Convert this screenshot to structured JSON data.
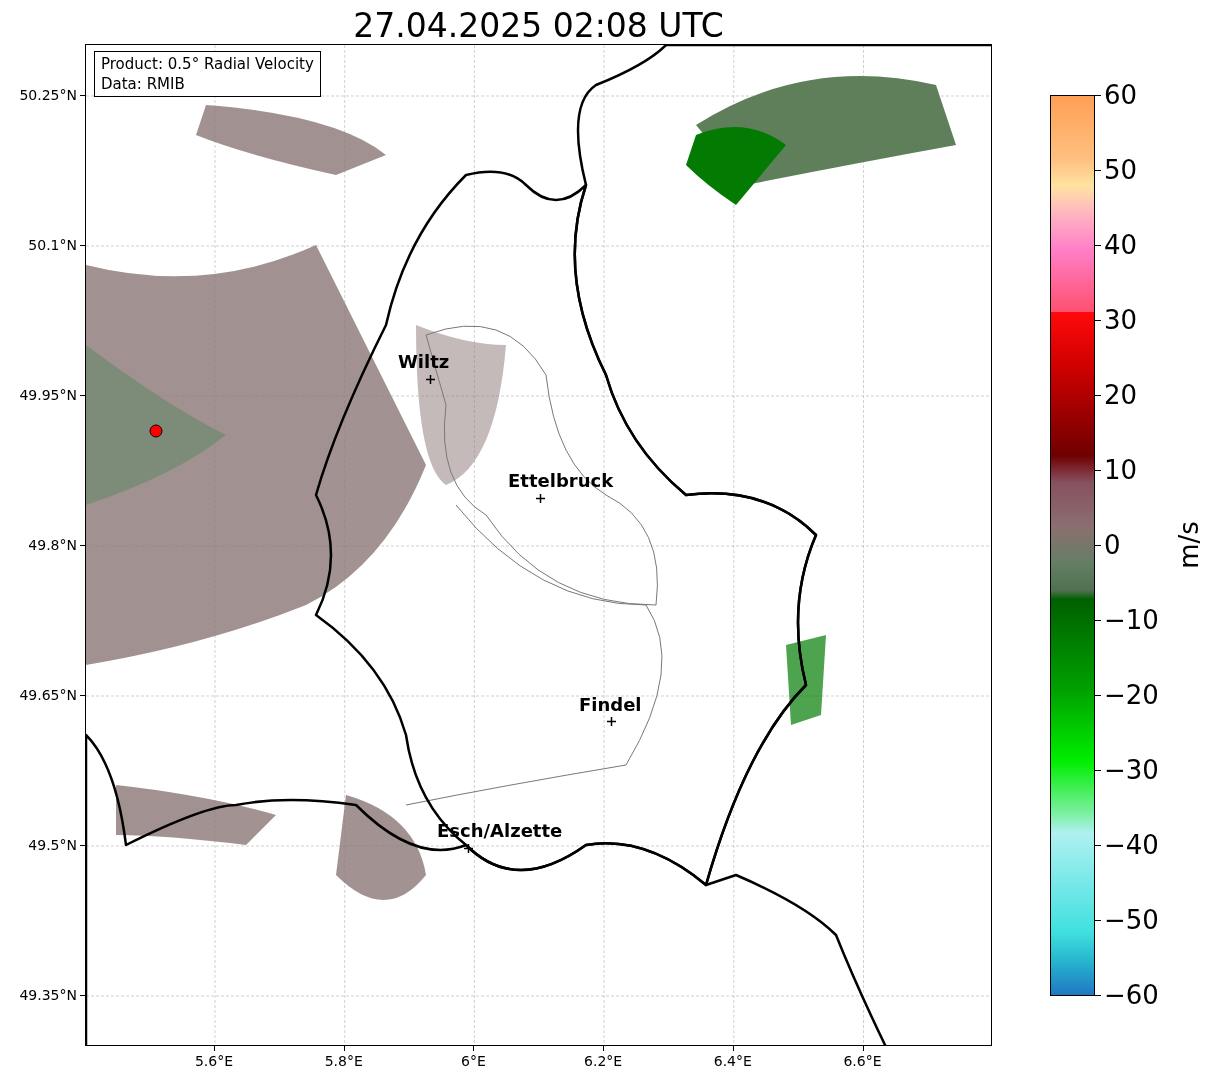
{
  "title": "27.04.2025 02:08 UTC",
  "info_box": [
    "Product: 0.5° Radial Velocity",
    "Data: RMIB"
  ],
  "y_ticks": [
    "50.25°N",
    "50.1°N",
    "49.95°N",
    "49.8°N",
    "49.65°N",
    "49.5°N",
    "49.35°N"
  ],
  "x_ticks": [
    "5.6°E",
    "5.8°E",
    "6°E",
    "6.2°E",
    "6.4°E",
    "6.6°E"
  ],
  "cities": [
    {
      "name": "Wiltz"
    },
    {
      "name": "Ettelbruck"
    },
    {
      "name": "Findel"
    },
    {
      "name": "Esch/Alzette"
    }
  ],
  "colorbar": {
    "ticks": [
      "60",
      "50",
      "40",
      "30",
      "20",
      "10",
      "0",
      "−10",
      "−20",
      "−30",
      "−40",
      "−50",
      "−60"
    ],
    "label": "m/s"
  }
}
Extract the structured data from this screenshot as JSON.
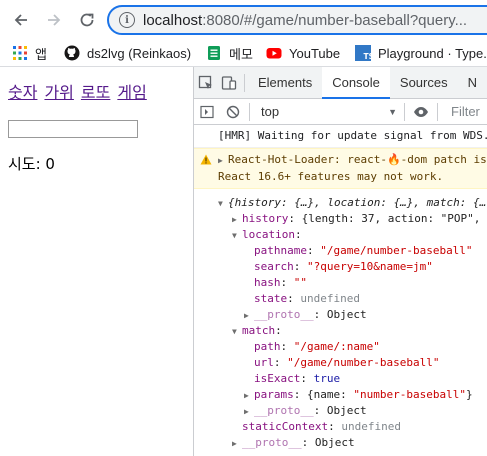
{
  "browser": {
    "url_host": "localhost",
    "url_rest": ":8080/#/game/number-baseball?query...",
    "bookmarks": [
      {
        "label": "앱",
        "icon": "apps-grid-icon"
      },
      {
        "label": "ds2lvg (Reinkaos)",
        "icon": "github-icon"
      },
      {
        "label": "메모",
        "icon": "memo-icon"
      },
      {
        "label": "YouTube",
        "icon": "youtube-icon"
      },
      {
        "label": "Playground · Type...",
        "icon": "typescript-icon"
      }
    ]
  },
  "page": {
    "menu": [
      "숫자",
      "가위",
      "로또",
      "게임"
    ],
    "input_value": "",
    "tries_label": "시도: 0"
  },
  "devtools": {
    "tabs": [
      "Elements",
      "Console",
      "Sources",
      "N"
    ],
    "active_tab": "Console",
    "context": "top",
    "filter_placeholder": "Filter",
    "messages": {
      "hmr": "[HMR] Waiting for update signal from WDS...",
      "warn_line1": "React-Hot-Loader: react-🔥-dom patch is",
      "warn_line2": "React 16.6+ features may not work."
    },
    "tree": {
      "root": "{history: {…}, location: {…}, match: {…",
      "history_key": "history",
      "history_val": "{length: 37, action: \"POP\",",
      "location_key": "location",
      "pathname_key": "pathname",
      "pathname_val": "\"/game/number-baseball\"",
      "search_key": "search",
      "search_val": "\"?query=10&name=jm\"",
      "hash_key": "hash",
      "hash_val": "\"\"",
      "state_key": "state",
      "state_val": "undefined",
      "proto_key": "__proto__",
      "proto_val": "Object",
      "match_key": "match",
      "path_key": "path",
      "path_val": "\"/game/:name\"",
      "url_key": "url",
      "url_val": "\"/game/number-baseball\"",
      "isExact_key": "isExact",
      "isExact_val": "true",
      "params_key": "params",
      "params_val_pre": "{name: ",
      "params_val_str": "\"number-baseball\"",
      "params_val_post": "}",
      "staticContext_key": "staticContext",
      "staticContext_val": "undefined"
    }
  }
}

__Exercise aim__.
Check each line of the records for "number" and copy the ones that contain it.

__Task answer__.
    "url_rest": ":8080/#/game/number-baseball?query...",
      "pathname_val": "\"/game/number-baseball\"",
      "url_val": "\"/game/number-baseball\"",
      "params_val_str": "\"number-baseball\"",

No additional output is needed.